Saved entries:

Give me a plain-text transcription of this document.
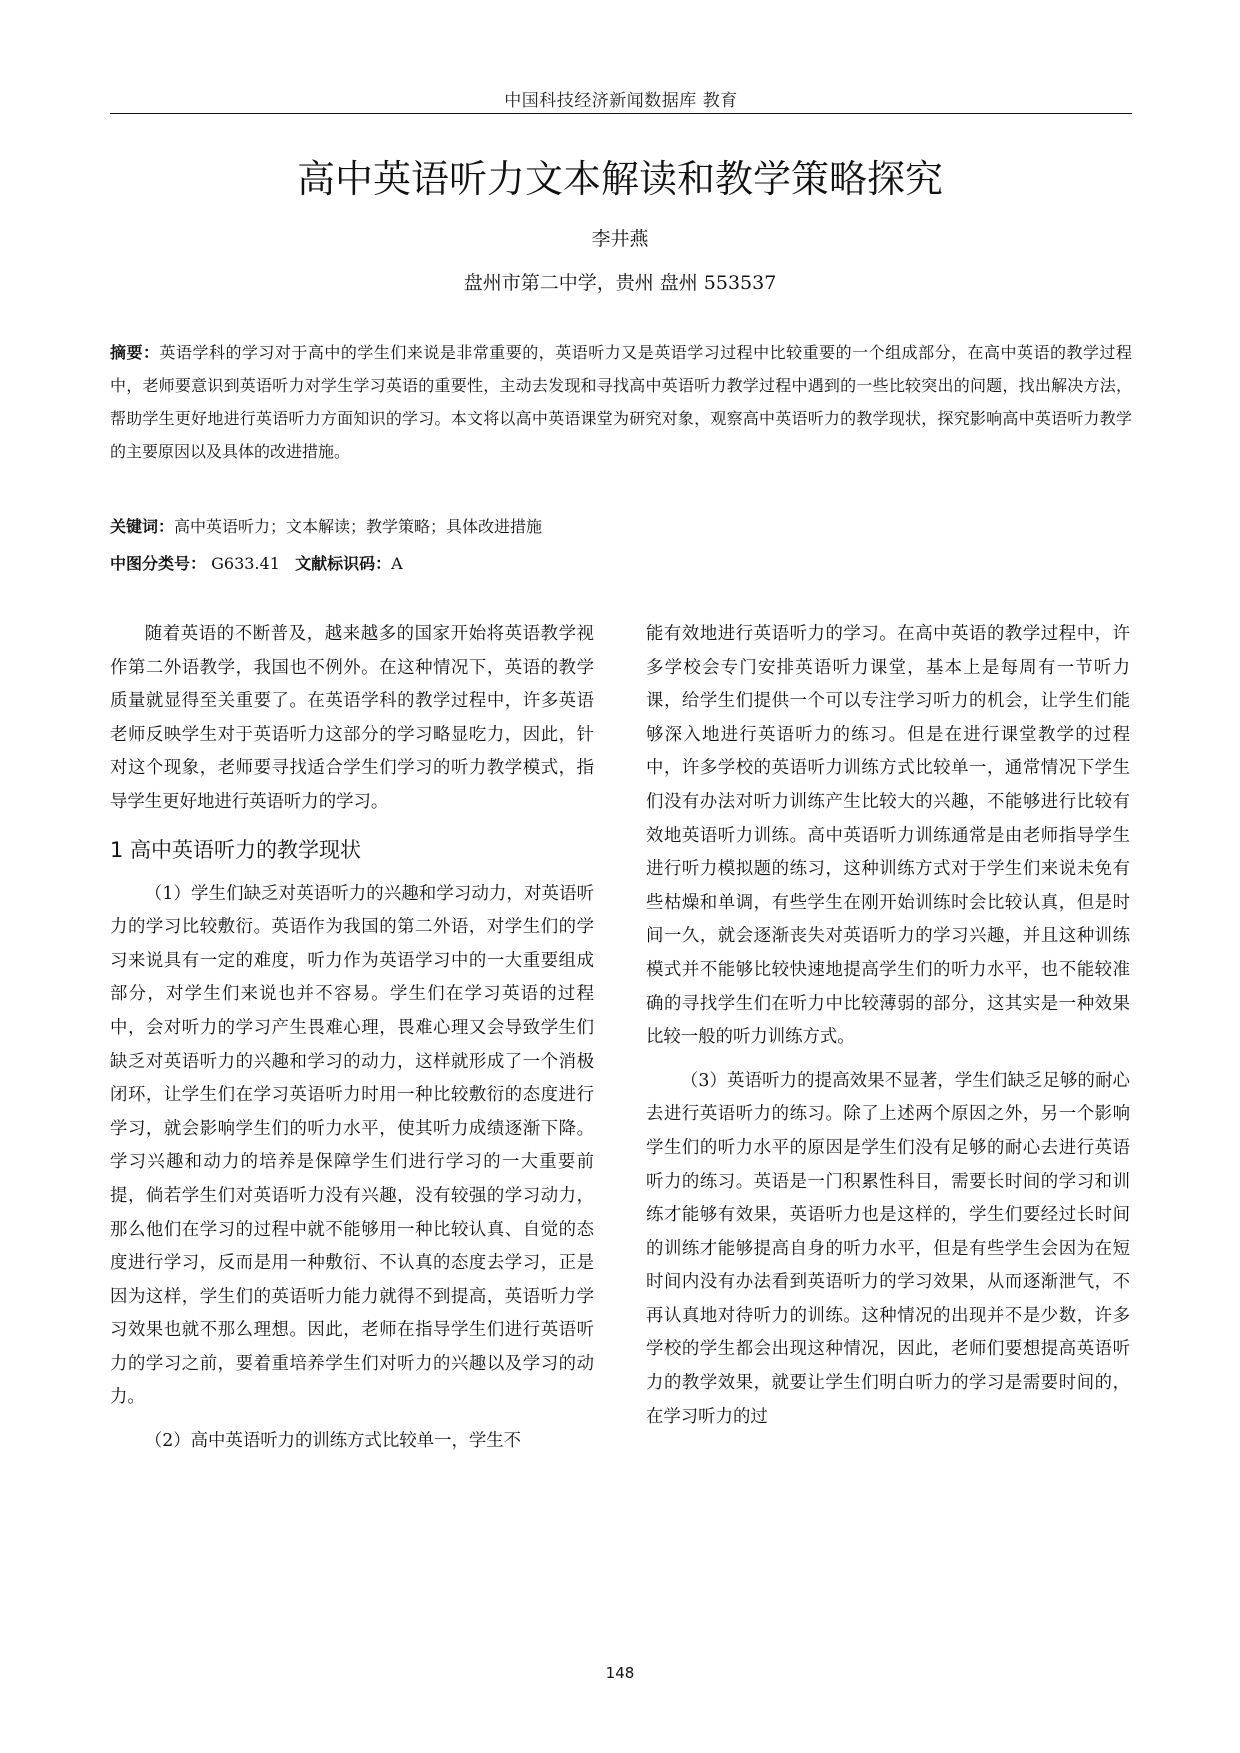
中国科技经济新闻数据库 教育
高中英语听力文本解读和教学策略探究
李井燕
盘州市第二中学，贵州 盘州 553537
摘要：英语学科的学习对于高中的学生们来说是非常重要的，英语听力又是英语学习过程中比较重要的一个组成部分，在高中英语的教学过程中，老师要意识到英语听力对学生学习英语的重要性，主动去发现和寻找高中英语听力教学过程中遇到的一些比较突出的问题，找出解决方法，帮助学生更好地进行英语听力方面知识的学习。本文将以高中英语课堂为研究对象，观察高中英语听力的教学现状，探究影响高中英语听力教学的主要原因以及具体的改进措施。
关键词：高中英语听力；文本解读；教学策略；具体改进措施
中图分类号： G633.41 文献标识码：A

随着英语的不断普及，越来越多的国家开始将英语教学视作第二外语教学，我国也不例外。在这种情况下，英语的教学质量就显得至关重要了。在英语学科的教学过程中，许多英语老师反映学生对于英语听力这部分的学习略显吃力，因此，针对这个现象，老师要寻找适合学生们学习的听力教学模式，指导学生更好地进行英语听力的学习。

1 高中英语听力的教学现状

（1）学生们缺乏对英语听力的兴趣和学习动力，对英语听力的学习比较敷衍。英语作为我国的第二外语，对学生们的学习来说具有一定的难度，听力作为英语学习中的一大重要组成部分，对学生们来说也并不容易。学生们在学习英语的过程中，会对听力的学习产生畏难心理，畏难心理又会导致学生们缺乏对英语听力的兴趣和学习的动力，这样就形成了一个消极闭环，让学生们在学习英语听力时用一种比较敷衍的态度进行学习，就会影响学生们的听力水平，使其听力成绩逐渐下降。学习兴趣和动力的培养是保障学生们进行学习的一大重要前提，倘若学生们对英语听力没有兴趣，没有较强的学习动力，那么他们在学习的过程中就不能够用一种比较认真、自觉的态度进行学习，反而是用一种敷衍、不认真的态度去学习，正是因为这样，学生们的英语听力能力就得不到提高，英语听力学习效果也就不那么理想。因此，老师在指导学生们进行英语听力的学习之前，要着重培养学生们对听力的兴趣以及学习的动力。

（2）高中英语听力的训练方式比较单一，学生不

能有效地进行英语听力的学习。在高中英语的教学过程中，许多学校会专门安排英语听力课堂，基本上是每周有一节听力课，给学生们提供一个可以专注学习听力的机会，让学生们能够深入地进行英语听力的练习。但是在进行课堂教学的过程中，许多学校的英语听力训练方式比较单一，通常情况下学生们没有办法对听力训练产生比较大的兴趣，不能够进行比较有效地英语听力训练。高中英语听力训练通常是由老师指导学生进行听力模拟题的练习，这种训练方式对于学生们来说未免有些枯燥和单调，有些学生在刚开始训练时会比较认真，但是时间一久，就会逐渐丧失对英语听力的学习兴趣，并且这种训练模式并不能够比较快速地提高学生们的听力水平，也不能较准确的寻找学生们在听力中比较薄弱的部分，这其实是一种效果比较一般的听力训练方式。

（3）英语听力的提高效果不显著，学生们缺乏足够的耐心去进行英语听力的练习。除了上述两个原因之外，另一个影响学生们的听力水平的原因是学生们没有足够的耐心去进行英语听力的练习。英语是一门积累性科目，需要长时间的学习和训练才能够有效果，英语听力也是这样的，学生们要经过长时间的训练才能够提高自身的听力水平，但是有些学生会因为在短时间内没有办法看到英语听力的学习效果，从而逐渐泄气，不再认真地对待听力的训练。这种情况的出现并不是少数，许多学校的学生都会出现这种情况，因此，老师们要想提高英语听力的教学效果，就要让学生们明白听力的学习是需要时间的，在学习听力的过

148
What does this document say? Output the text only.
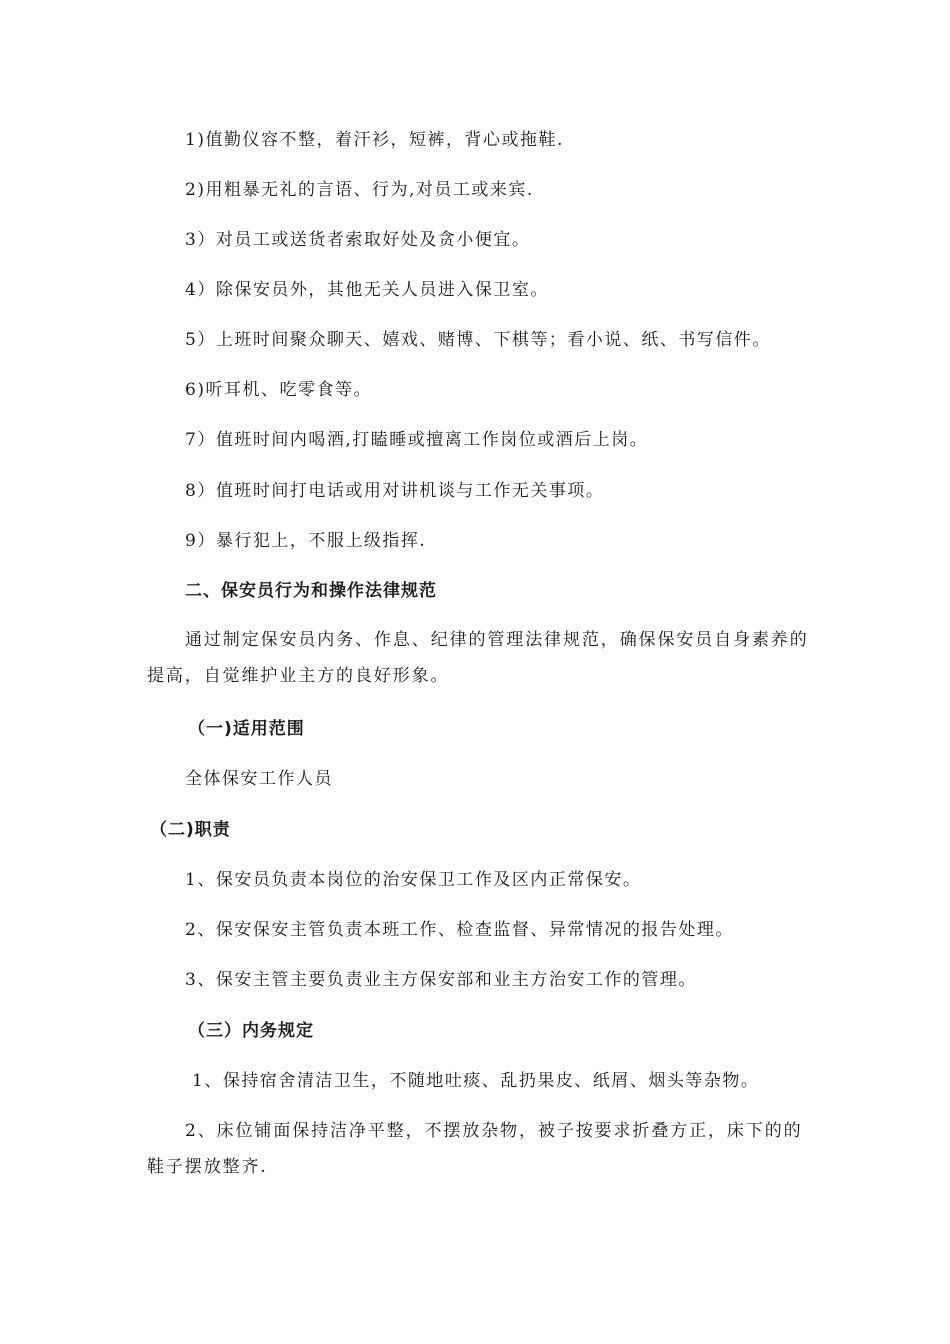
1)值勤仪容不整，着汗衫，短裤，背心或拖鞋.
2)用粗暴无礼的言语、行为,对员工或来宾.
3）对员工或送货者索取好处及贪小便宜。
4）除保安员外，其他无关人员进入保卫室。
5）上班时间聚众聊天、嬉戏、赌博、下棋等；看小说、纸、书写信件。
6)听耳机、吃零食等。
7）值班时间内喝酒,打瞌睡或擅离工作岗位或酒后上岗。
8）值班时间打电话或用对讲机谈与工作无关事项。
9）暴行犯上，不服上级指挥.
二、保安员行为和操作法律规范
通过制定保安员内务、作息、纪律的管理法律规范，确保保安员自身素养的提高，自觉维护业主方的良好形象。
（一)适用范围
全体保安工作人员
（二)职责
1、保安员负责本岗位的治安保卫工作及区内正常保安。
2、保安保安主管负责本班工作、检查监督、异常情况的报告处理。
3、保安主管主要负责业主方保安部和业主方治安工作的管理。
（三）内务规定
1、保持宿舍清洁卫生，不随地吐痰、乱扔果皮、纸屑、烟头等杂物。
2、床位铺面保持洁净平整，不摆放杂物，被子按要求折叠方正，床下的的鞋子摆放整齐.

Aim:
Reproduce nothing but the lines that run from the line containing "What does this" through the last line of the records, inclusive. Omit the pictures.

Exercise solution:
What does this document say? Output the text only.
1)值勤仪容不整，着汗衫，短裤，背心或拖鞋.
2)用粗暴无礼的言语、行为,对员工或来宾.
3）对员工或送货者索取好处及贪小便宜。
4）除保安员外，其他无关人员进入保卫室。
5）上班时间聚众聊天、嬉戏、赌博、下棋等；看小说、纸、书写信件。
6)听耳机、吃零食等。
7）值班时间内喝酒,打瞌睡或擅离工作岗位或酒后上岗。
8）值班时间打电话或用对讲机谈与工作无关事项。
9）暴行犯上，不服上级指挥.
二、保安员行为和操作法律规范
通过制定保安员内务、作息、纪律的管理法律规范，确保保安员自身素养的提高，自觉维护业主方的良好形象。
（一)适用范围
全体保安工作人员
（二)职责
1、保安员负责本岗位的治安保卫工作及区内正常保安。
2、保安保安主管负责本班工作、检查监督、异常情况的报告处理。
3、保安主管主要负责业主方保安部和业主方治安工作的管理。
（三）内务规定
1、保持宿舍清洁卫生，不随地吐痰、乱扔果皮、纸屑、烟头等杂物。
2、床位铺面保持洁净平整，不摆放杂物，被子按要求折叠方正，床下的的鞋子摆放整齐.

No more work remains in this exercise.